(Dataset records)

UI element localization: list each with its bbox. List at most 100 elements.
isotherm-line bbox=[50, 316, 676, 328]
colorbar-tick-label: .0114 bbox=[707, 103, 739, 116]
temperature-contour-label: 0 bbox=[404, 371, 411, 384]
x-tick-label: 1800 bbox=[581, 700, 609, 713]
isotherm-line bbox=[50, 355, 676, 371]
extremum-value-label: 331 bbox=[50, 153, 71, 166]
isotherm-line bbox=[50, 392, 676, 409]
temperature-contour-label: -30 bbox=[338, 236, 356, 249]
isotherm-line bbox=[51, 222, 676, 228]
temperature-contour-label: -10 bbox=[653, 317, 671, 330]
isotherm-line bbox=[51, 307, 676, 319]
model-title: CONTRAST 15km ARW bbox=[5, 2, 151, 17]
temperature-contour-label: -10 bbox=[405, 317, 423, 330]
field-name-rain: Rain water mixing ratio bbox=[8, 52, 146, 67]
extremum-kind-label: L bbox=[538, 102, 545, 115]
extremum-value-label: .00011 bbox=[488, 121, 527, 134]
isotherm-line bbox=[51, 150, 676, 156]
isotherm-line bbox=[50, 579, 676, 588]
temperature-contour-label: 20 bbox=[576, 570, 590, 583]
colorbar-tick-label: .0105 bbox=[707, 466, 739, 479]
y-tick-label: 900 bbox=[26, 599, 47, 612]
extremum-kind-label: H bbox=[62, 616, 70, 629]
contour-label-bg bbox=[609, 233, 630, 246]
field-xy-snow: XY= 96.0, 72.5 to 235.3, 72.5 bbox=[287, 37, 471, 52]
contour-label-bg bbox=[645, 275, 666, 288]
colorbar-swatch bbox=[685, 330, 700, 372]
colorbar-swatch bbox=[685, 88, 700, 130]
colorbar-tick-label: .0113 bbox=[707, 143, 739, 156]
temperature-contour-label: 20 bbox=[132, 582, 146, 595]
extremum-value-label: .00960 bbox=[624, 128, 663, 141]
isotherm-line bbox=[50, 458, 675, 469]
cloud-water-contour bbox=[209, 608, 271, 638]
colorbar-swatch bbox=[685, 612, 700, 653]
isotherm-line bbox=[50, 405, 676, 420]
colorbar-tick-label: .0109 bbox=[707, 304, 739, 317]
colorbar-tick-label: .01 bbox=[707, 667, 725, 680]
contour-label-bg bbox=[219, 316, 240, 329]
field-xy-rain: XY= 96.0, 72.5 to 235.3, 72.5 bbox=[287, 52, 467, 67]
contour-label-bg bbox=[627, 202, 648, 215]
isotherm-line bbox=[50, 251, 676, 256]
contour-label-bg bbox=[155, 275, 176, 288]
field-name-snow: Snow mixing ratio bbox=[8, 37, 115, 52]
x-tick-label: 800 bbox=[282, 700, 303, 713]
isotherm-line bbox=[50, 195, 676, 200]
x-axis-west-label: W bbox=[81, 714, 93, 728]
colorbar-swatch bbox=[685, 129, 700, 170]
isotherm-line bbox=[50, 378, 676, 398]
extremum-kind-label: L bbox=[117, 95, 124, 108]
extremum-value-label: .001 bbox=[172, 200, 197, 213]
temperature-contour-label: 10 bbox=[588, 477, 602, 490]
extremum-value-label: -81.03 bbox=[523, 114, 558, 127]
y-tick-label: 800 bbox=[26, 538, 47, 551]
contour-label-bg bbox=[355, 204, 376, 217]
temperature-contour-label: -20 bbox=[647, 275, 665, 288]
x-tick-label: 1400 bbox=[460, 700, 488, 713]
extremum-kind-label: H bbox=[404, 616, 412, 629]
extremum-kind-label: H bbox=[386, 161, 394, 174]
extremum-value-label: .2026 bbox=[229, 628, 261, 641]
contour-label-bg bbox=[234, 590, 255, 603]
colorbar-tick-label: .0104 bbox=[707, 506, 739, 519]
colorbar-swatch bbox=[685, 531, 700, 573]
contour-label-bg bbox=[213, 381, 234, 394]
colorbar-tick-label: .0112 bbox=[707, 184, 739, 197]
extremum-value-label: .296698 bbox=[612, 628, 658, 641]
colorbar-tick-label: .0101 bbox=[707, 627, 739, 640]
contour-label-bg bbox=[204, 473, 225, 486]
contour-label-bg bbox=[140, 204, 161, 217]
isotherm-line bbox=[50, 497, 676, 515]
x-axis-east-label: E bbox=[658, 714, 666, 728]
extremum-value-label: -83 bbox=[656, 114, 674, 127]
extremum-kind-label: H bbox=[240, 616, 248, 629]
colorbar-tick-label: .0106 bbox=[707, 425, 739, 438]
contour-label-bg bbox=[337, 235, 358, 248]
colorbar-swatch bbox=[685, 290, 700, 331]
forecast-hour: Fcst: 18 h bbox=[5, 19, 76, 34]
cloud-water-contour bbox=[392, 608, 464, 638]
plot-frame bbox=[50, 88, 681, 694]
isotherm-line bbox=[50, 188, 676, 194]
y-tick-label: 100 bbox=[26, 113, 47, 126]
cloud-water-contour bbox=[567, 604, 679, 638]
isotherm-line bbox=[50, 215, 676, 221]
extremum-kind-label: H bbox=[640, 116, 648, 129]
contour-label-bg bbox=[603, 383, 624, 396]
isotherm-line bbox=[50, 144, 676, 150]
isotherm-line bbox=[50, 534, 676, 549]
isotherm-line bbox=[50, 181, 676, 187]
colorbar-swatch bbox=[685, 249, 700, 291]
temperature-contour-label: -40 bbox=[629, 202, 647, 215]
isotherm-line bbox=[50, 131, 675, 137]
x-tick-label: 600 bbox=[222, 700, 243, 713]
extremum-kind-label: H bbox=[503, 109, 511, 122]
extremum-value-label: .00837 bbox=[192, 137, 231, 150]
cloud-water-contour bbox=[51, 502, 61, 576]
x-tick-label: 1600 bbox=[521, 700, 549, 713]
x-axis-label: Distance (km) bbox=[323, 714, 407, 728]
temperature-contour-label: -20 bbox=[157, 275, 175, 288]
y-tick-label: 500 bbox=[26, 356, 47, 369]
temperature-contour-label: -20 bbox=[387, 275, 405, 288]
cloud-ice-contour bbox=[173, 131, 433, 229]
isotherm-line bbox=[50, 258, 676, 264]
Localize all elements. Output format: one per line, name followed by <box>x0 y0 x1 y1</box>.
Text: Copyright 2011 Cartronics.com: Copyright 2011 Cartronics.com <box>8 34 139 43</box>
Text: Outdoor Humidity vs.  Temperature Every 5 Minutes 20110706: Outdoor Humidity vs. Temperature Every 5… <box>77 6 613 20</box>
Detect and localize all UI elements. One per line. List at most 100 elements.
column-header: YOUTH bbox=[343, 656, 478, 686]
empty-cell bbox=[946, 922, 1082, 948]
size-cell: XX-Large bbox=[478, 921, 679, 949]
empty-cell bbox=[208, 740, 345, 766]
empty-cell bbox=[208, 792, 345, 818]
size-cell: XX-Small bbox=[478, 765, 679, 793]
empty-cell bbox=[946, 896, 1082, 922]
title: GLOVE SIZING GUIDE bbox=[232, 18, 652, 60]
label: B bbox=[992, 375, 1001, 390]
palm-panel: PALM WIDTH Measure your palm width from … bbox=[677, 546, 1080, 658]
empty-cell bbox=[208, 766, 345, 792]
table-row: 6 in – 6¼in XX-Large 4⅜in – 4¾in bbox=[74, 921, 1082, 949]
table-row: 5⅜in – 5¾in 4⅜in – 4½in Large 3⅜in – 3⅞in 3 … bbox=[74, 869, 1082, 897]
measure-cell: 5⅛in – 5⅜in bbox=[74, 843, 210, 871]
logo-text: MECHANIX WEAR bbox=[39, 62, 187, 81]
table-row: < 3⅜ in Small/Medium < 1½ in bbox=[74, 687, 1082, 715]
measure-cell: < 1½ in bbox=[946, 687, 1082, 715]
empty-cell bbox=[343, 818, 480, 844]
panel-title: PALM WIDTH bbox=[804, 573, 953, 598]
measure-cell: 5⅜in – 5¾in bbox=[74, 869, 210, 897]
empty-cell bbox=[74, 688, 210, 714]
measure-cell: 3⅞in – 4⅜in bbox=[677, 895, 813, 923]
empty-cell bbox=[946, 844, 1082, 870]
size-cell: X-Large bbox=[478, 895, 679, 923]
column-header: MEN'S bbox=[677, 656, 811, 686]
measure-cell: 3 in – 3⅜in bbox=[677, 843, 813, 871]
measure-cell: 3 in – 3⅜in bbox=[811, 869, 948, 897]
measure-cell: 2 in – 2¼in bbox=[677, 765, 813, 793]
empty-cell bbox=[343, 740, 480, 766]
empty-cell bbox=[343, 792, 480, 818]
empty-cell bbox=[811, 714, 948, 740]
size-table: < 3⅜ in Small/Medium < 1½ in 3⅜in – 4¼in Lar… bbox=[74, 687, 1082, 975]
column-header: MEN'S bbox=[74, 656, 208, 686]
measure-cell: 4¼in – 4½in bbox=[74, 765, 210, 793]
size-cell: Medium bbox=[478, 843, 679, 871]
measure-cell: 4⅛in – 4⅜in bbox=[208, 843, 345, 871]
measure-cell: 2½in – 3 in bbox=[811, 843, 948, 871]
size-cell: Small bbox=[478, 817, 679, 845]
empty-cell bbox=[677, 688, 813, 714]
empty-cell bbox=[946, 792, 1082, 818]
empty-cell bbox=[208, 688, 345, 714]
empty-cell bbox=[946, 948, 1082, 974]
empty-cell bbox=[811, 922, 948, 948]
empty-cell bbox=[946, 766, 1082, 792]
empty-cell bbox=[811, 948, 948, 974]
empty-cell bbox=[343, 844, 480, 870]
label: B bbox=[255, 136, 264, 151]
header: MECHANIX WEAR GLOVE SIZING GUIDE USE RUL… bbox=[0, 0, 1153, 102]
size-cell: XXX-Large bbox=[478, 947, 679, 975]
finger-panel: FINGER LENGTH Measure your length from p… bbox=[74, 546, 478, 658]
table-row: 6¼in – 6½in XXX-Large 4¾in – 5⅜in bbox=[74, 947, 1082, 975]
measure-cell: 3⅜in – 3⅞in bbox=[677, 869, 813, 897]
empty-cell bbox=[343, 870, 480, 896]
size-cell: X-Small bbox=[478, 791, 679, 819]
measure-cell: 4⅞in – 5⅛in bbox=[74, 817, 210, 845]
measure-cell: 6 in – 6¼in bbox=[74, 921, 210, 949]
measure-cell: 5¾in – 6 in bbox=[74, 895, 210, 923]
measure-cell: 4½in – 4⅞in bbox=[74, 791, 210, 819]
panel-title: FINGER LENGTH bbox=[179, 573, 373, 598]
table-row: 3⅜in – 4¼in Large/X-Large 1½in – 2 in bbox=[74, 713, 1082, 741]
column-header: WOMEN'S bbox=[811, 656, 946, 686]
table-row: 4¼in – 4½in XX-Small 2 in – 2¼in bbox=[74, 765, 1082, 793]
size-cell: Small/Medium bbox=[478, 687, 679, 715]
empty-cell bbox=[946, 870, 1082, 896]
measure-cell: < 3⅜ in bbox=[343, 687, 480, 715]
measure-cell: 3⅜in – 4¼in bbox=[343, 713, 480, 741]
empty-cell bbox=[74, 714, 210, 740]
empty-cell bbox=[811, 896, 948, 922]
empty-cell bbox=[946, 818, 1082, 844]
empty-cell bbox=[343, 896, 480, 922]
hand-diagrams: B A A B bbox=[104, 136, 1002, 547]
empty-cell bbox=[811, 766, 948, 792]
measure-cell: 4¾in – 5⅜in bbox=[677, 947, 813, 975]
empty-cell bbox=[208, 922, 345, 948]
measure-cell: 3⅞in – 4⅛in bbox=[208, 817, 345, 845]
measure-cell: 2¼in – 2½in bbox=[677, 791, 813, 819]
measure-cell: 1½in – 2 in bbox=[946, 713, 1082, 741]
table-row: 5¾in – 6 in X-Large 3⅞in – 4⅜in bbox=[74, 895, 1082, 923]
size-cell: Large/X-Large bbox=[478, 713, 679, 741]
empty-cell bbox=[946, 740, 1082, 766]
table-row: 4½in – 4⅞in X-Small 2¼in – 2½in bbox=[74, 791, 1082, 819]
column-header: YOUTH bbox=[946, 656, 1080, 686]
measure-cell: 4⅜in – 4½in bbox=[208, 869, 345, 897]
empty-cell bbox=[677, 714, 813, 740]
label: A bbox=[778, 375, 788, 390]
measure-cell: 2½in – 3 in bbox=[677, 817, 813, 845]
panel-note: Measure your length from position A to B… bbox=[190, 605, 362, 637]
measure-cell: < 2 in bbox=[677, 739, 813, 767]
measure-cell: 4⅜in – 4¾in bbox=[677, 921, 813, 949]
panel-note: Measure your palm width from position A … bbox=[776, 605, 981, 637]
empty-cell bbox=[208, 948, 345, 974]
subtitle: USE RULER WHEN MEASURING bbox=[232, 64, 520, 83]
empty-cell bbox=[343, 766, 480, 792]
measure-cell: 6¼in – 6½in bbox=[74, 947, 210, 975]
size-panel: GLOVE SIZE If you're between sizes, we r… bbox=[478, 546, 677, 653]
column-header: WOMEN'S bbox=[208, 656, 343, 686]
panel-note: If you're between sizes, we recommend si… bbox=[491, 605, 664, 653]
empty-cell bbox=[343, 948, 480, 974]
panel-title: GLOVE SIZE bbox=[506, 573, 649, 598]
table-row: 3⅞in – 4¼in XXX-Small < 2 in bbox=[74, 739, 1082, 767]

▶ Exercise
Pull out every line of the material that holds the word "ratio".

▶ Answer for this exercise
field-name-rain: Rain water mixing ratio bbox=[8, 52, 146, 67]
field-name-snow: Snow mixing ratio bbox=[8, 37, 115, 52]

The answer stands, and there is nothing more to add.